• WHAT TO PRODUCE
Exclude the pictures, then repeat the remaining data exactly.

╭─ DATA

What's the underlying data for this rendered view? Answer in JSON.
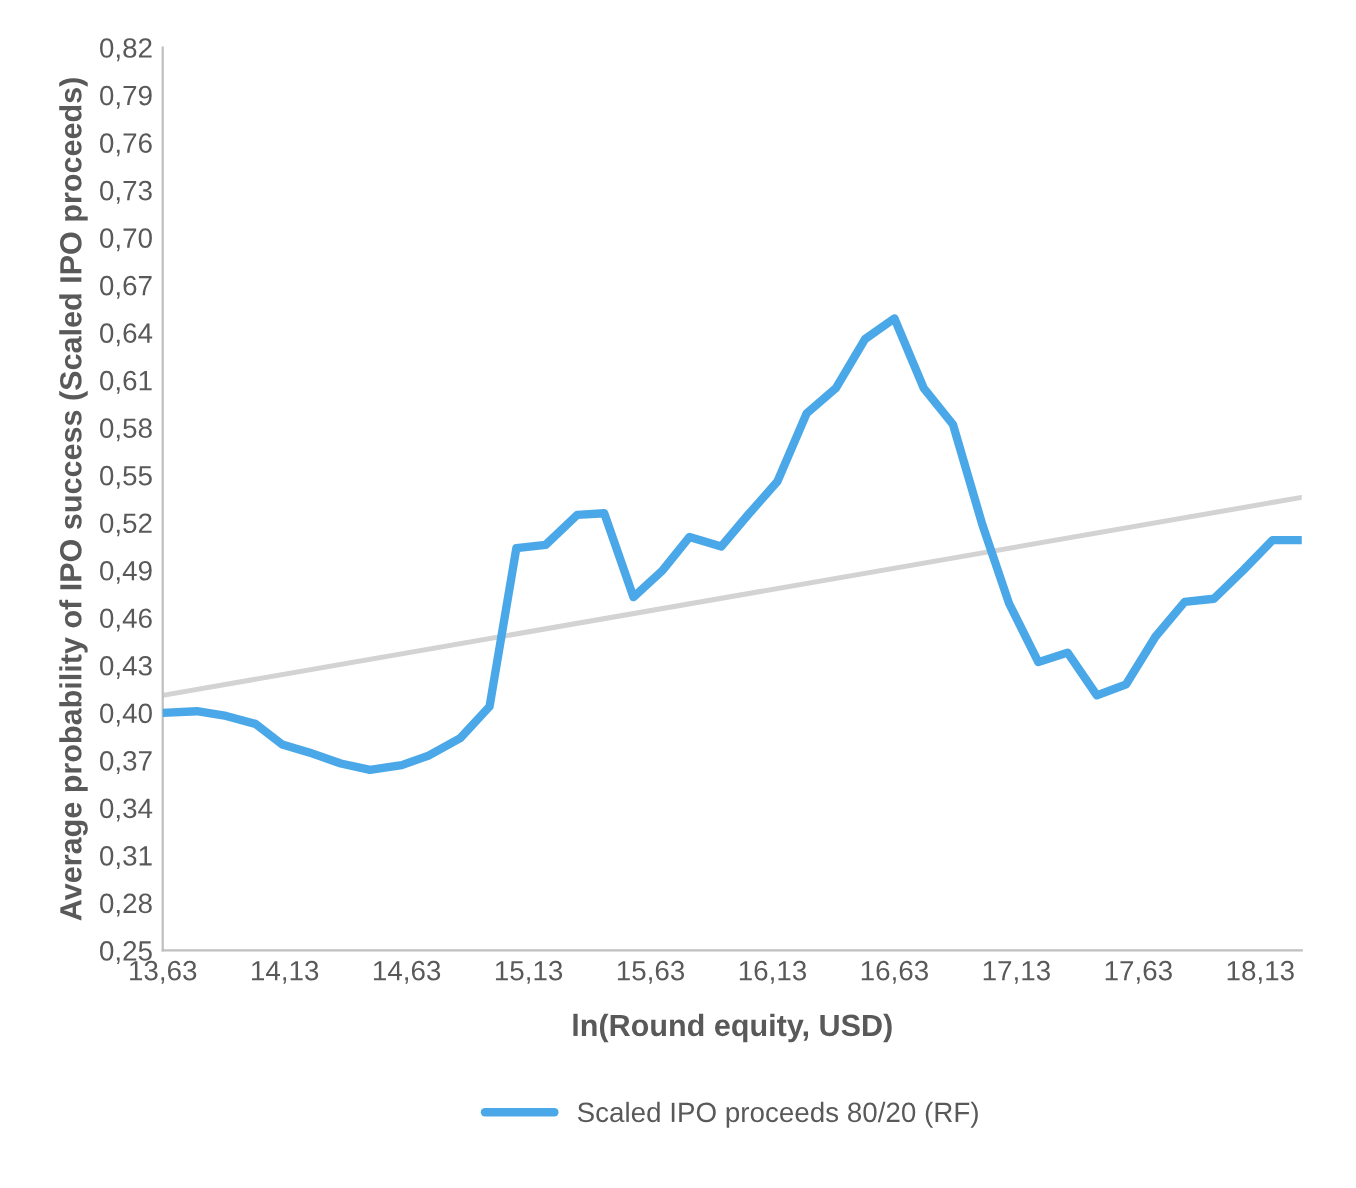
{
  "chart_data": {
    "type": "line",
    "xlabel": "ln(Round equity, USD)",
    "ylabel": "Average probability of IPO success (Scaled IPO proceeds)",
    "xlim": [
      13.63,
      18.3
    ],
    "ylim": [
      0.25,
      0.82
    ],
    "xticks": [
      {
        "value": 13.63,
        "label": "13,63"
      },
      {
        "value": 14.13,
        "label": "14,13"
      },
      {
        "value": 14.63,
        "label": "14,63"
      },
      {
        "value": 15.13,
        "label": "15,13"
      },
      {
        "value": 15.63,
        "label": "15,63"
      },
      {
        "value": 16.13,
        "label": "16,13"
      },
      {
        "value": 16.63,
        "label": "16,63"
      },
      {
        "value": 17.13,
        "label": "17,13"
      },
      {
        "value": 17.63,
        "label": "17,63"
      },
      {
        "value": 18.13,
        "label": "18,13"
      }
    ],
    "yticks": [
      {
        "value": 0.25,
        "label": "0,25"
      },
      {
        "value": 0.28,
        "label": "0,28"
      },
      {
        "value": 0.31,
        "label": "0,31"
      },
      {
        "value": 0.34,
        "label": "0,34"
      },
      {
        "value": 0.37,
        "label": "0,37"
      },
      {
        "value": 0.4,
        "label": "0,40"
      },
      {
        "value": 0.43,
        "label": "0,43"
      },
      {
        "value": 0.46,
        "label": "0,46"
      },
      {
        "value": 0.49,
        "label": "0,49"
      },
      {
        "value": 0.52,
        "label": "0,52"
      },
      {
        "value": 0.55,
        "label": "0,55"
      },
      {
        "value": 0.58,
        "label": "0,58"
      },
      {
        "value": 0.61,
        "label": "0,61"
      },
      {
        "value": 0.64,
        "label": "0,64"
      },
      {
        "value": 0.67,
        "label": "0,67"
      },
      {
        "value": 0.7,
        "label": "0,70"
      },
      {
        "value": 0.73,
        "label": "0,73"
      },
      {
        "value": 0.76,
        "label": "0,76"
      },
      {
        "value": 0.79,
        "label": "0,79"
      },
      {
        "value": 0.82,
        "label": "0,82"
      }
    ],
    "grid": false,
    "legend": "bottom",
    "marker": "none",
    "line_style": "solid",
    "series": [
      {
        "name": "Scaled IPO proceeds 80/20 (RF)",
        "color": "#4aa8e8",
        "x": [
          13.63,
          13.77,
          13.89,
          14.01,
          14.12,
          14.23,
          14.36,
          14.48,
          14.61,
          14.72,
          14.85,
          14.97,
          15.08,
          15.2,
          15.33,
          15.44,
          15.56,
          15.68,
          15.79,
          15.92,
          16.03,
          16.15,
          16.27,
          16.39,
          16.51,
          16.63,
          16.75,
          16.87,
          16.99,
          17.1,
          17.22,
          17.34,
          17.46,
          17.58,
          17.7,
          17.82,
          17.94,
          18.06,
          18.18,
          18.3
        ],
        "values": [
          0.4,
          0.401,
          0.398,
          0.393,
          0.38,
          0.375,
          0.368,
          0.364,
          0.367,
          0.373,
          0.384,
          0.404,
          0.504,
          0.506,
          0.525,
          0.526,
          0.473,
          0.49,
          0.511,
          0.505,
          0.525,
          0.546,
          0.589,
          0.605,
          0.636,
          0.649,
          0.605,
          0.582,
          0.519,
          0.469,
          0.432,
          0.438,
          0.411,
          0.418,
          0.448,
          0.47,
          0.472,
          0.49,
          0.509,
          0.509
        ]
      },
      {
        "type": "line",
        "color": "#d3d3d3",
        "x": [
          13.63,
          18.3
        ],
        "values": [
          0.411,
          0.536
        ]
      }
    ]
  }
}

╰─

• RESPONSE FOR THIS EXERCISE
What's the underlying data for this rendered view? Answer in JSON.
{
  "chart_data": {
    "type": "line",
    "xlabel": "ln(Round equity, USD)",
    "ylabel": "Average probability of IPO success (Scaled IPO proceeds)",
    "xlim": [
      13.63,
      18.3
    ],
    "ylim": [
      0.25,
      0.82
    ],
    "xticks": [
      {
        "value": 13.63,
        "label": "13,63"
      },
      {
        "value": 14.13,
        "label": "14,13"
      },
      {
        "value": 14.63,
        "label": "14,63"
      },
      {
        "value": 15.13,
        "label": "15,13"
      },
      {
        "value": 15.63,
        "label": "15,63"
      },
      {
        "value": 16.13,
        "label": "16,13"
      },
      {
        "value": 16.63,
        "label": "16,63"
      },
      {
        "value": 17.13,
        "label": "17,13"
      },
      {
        "value": 17.63,
        "label": "17,63"
      },
      {
        "value": 18.13,
        "label": "18,13"
      }
    ],
    "yticks": [
      {
        "value": 0.25,
        "label": "0,25"
      },
      {
        "value": 0.28,
        "label": "0,28"
      },
      {
        "value": 0.31,
        "label": "0,31"
      },
      {
        "value": 0.34,
        "label": "0,34"
      },
      {
        "value": 0.37,
        "label": "0,37"
      },
      {
        "value": 0.4,
        "label": "0,40"
      },
      {
        "value": 0.43,
        "label": "0,43"
      },
      {
        "value": 0.46,
        "label": "0,46"
      },
      {
        "value": 0.49,
        "label": "0,49"
      },
      {
        "value": 0.52,
        "label": "0,52"
      },
      {
        "value": 0.55,
        "label": "0,55"
      },
      {
        "value": 0.58,
        "label": "0,58"
      },
      {
        "value": 0.61,
        "label": "0,61"
      },
      {
        "value": 0.64,
        "label": "0,64"
      },
      {
        "value": 0.67,
        "label": "0,67"
      },
      {
        "value": 0.7,
        "label": "0,70"
      },
      {
        "value": 0.73,
        "label": "0,73"
      },
      {
        "value": 0.76,
        "label": "0,76"
      },
      {
        "value": 0.79,
        "label": "0,79"
      },
      {
        "value": 0.82,
        "label": "0,82"
      }
    ],
    "grid": false,
    "legend": "bottom",
    "marker": "none",
    "line_style": "solid",
    "series": [
      {
        "name": "Scaled IPO proceeds 80/20 (RF)",
        "color": "#4aa8e8",
        "x": [
          13.63,
          13.77,
          13.89,
          14.01,
          14.12,
          14.23,
          14.36,
          14.48,
          14.61,
          14.72,
          14.85,
          14.97,
          15.08,
          15.2,
          15.33,
          15.44,
          15.56,
          15.68,
          15.79,
          15.92,
          16.03,
          16.15,
          16.27,
          16.39,
          16.51,
          16.63,
          16.75,
          16.87,
          16.99,
          17.1,
          17.22,
          17.34,
          17.46,
          17.58,
          17.7,
          17.82,
          17.94,
          18.06,
          18.18,
          18.3
        ],
        "values": [
          0.4,
          0.401,
          0.398,
          0.393,
          0.38,
          0.375,
          0.368,
          0.364,
          0.367,
          0.373,
          0.384,
          0.404,
          0.504,
          0.506,
          0.525,
          0.526,
          0.473,
          0.49,
          0.511,
          0.505,
          0.525,
          0.546,
          0.589,
          0.605,
          0.636,
          0.649,
          0.605,
          0.582,
          0.519,
          0.469,
          0.432,
          0.438,
          0.411,
          0.418,
          0.448,
          0.47,
          0.472,
          0.49,
          0.509,
          0.509
        ]
      },
      {
        "type": "line",
        "color": "#d3d3d3",
        "x": [
          13.63,
          18.3
        ],
        "values": [
          0.411,
          0.536
        ]
      }
    ]
  }
}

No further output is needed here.